**SET EXERCISE**
Transcribe every line of the listing below without any deviation.
┄┄┄┄┄┄┄┄┄┄┄┄┄┄┄┄┄┄┄┄
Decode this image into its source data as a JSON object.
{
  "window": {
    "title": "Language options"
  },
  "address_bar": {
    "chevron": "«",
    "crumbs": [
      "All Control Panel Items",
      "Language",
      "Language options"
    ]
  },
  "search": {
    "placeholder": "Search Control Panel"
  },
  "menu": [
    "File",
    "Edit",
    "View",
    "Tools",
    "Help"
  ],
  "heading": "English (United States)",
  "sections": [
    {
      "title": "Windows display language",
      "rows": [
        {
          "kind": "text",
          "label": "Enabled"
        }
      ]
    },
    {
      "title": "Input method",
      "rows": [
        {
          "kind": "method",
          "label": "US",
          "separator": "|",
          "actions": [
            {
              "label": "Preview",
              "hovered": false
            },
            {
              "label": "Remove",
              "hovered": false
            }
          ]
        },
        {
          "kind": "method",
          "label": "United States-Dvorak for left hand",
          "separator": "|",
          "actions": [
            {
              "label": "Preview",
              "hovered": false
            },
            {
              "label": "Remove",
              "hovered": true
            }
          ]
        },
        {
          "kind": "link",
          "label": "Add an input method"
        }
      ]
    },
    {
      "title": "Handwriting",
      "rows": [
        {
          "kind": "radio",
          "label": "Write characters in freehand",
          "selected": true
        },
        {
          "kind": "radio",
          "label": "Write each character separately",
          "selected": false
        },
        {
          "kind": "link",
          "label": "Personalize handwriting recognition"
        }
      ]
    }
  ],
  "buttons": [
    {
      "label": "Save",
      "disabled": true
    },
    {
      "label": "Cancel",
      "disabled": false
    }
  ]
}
┄┄┄┄┄┄┄┄┄┄┄┄┄┄┄┄┄┄┄┄
**ANSWER**
Decode this image into its source data as a JSON object.
{
  "window": {
    "title": "Language options"
  },
  "address_bar": {
    "chevron": "«",
    "crumbs": [
      "All Control Panel Items",
      "Language",
      "Language options"
    ]
  },
  "search": {
    "placeholder": "Search Control Panel"
  },
  "menu": [
    "File",
    "Edit",
    "View",
    "Tools",
    "Help"
  ],
  "heading": "English (United States)",
  "sections": [
    {
      "title": "Windows display language",
      "rows": [
        {
          "kind": "text",
          "label": "Enabled"
        }
      ]
    },
    {
      "title": "Input method",
      "rows": [
        {
          "kind": "method",
          "label": "US",
          "separator": "|",
          "actions": [
            {
              "label": "Preview",
              "hovered": false
            },
            {
              "label": "Remove",
              "hovered": false
            }
          ]
        },
        {
          "kind": "method",
          "label": "United States-Dvorak for left hand",
          "separator": "|",
          "actions": [
            {
              "label": "Preview",
              "hovered": false
            },
            {
              "label": "Remove",
              "hovered": true
            }
          ]
        },
        {
          "kind": "link",
          "label": "Add an input method"
        }
      ]
    },
    {
      "title": "Handwriting",
      "rows": [
        {
          "kind": "radio",
          "label": "Write characters in freehand",
          "selected": true
        },
        {
          "kind": "radio",
          "label": "Write each character separately",
          "selected": false
        },
        {
          "kind": "link",
          "label": "Personalize handwriting recognition"
        }
      ]
    }
  ],
  "buttons": [
    {
      "label": "Save",
      "disabled": true
    },
    {
      "label": "Cancel",
      "disabled": false
    }
  ]
}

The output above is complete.